## Text segment
Have you ever heard the saying, "It's all in your head?" That's exactly the assumption psychologists around the world believed when they began laying the groundwork for neuro-linguistic programming, or NLP.
NLP training was designed to take the way we see the world and turn it around, so that in a very short time we could rearrange our thought patterns and transform any potential opportunity into a highly successful endeavour.
Researchers have a very basic view of NLP training. Most of them will tell you that NLP training is essentially like being handed a guide to your brain, that impenetrable, complex mass of white and grey matter, nerve endings, synapses and a thousand other things that control your thoughts and actions.
It is a common belief that each person is born with a set of abilities and that even with the greatest possible effort they will only be able to achieve the maximum potential that was dictated at their birth.
NLP training is out to change this illusion. When NLP training was first developed, it was used as a way of treating phobias, mood swings and other 'conditions' that no one could really understand, but which turned out to be a programmed response in the brain to a particular type of stimulus.
To quote an example from ANLP: Imagine a person who is arachnophobic (has a fear of spiders). Every time their eyes see a spider, a fight or flight response is triggered in the brain, leading to terror and either random dancing and smashing with a shoe or rapid speed in the opposite direction.
Now imagine studying the actions of someone who enjoys spending time with spiders. If you could mimic their thought patterns, would it be possible to overcome the phobia? This is precisely the basis of NLP training.

## List of tasks
(a) For the passage on NLP training, state whether each statement agrees with it, answering yes or no and quoting the exact words that decide it: (i) NLP training was first used to treat phobias and mood swings; (ii) the spider example is taken from ANLP; (iii) NLP training is meant to rearrange thought patterns over many years.
(b) Reproduce the part of the passage on NLP training starting with "Now imagine studying" and going on through "basis of NLP training.".
The data that follows the passage on NLP training comes from a separate source.

## Entries shown
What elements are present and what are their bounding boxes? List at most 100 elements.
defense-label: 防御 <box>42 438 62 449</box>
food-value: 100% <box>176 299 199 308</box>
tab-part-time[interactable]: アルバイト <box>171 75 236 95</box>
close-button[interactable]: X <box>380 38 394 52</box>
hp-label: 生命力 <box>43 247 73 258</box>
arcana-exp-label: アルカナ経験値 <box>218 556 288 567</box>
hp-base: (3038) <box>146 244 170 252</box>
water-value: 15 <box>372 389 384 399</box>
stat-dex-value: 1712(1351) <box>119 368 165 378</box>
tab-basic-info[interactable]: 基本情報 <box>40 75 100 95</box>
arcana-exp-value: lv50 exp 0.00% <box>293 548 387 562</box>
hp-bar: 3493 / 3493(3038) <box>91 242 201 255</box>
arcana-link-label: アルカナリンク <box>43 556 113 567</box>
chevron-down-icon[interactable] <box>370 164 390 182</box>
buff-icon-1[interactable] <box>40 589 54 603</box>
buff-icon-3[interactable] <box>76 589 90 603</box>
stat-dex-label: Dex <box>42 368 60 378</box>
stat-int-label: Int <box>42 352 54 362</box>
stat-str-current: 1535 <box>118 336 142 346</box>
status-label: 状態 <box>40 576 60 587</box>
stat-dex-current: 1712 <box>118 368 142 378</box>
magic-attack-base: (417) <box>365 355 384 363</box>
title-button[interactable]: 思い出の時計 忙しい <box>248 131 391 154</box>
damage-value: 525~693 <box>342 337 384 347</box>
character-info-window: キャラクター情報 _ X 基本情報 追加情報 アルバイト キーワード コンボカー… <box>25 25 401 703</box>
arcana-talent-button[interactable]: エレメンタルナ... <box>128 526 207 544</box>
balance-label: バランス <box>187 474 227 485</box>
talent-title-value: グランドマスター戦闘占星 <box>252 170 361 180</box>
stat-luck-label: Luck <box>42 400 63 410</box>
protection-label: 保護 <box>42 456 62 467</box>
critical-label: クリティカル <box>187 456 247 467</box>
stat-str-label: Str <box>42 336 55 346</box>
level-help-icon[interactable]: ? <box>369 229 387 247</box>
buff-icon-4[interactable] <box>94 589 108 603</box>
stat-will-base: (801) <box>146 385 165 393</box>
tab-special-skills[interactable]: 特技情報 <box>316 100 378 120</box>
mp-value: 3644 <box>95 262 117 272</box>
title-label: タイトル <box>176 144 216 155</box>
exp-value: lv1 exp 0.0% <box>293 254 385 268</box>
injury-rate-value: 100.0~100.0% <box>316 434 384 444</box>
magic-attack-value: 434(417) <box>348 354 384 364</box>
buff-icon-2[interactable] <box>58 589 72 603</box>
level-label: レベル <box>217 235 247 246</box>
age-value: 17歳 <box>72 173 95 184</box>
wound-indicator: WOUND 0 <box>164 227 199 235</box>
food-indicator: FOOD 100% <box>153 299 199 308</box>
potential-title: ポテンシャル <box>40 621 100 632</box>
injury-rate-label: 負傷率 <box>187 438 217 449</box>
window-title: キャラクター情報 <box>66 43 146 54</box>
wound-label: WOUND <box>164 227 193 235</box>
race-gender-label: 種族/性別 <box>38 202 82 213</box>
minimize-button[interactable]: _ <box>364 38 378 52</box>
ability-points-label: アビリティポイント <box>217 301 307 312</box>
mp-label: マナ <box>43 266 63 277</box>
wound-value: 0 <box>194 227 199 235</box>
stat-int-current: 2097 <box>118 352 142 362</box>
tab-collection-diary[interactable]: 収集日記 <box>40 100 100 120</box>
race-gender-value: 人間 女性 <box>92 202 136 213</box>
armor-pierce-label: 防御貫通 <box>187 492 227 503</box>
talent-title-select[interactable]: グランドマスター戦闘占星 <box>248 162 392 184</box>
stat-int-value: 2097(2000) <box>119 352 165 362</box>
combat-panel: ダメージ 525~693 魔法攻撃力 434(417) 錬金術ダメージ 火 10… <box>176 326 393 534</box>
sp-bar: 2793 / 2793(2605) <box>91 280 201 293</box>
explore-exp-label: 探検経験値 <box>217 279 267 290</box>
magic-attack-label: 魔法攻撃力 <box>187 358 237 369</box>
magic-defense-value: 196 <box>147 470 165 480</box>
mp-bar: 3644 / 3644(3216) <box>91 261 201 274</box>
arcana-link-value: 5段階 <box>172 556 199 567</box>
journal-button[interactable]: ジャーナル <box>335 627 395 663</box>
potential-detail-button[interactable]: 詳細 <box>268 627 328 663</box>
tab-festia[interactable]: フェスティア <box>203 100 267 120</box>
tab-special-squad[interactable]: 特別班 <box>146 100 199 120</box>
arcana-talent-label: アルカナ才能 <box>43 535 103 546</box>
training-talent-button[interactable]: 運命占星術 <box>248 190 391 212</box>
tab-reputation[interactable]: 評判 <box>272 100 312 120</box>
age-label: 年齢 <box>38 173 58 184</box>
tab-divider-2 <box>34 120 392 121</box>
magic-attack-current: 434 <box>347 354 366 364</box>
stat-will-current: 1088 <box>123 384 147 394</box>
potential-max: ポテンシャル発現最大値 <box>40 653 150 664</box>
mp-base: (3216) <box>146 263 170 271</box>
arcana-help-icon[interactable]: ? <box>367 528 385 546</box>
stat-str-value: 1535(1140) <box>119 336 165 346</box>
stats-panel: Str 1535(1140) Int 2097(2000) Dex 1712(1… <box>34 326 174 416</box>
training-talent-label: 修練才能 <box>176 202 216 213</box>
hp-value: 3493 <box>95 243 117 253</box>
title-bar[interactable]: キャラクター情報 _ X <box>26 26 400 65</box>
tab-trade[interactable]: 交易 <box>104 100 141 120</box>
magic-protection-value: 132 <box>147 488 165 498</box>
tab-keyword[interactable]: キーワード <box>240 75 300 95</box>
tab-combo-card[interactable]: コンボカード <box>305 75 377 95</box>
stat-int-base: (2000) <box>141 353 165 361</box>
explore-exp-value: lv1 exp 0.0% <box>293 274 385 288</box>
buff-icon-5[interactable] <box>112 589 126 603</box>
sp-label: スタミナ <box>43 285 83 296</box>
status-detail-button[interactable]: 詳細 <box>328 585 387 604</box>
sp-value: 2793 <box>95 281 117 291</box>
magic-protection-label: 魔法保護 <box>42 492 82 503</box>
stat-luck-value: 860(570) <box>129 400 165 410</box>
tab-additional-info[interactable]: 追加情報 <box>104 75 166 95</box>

## Outputs for the tasks
(a)
(i) Yes: "it was used as a way of treating phobias, mood swings and other 'conditions'"
(ii) Yes: "To quote an example from ANLP"
(iii) No: "in a very short time we could rearrange our thought patterns"

(b)
Now imagine studying the actions of someone who enjoys spending time with spiders. If you could mimic their thought patterns, would it be possible to overcome the phobia? This is precisely the basis of NLP training.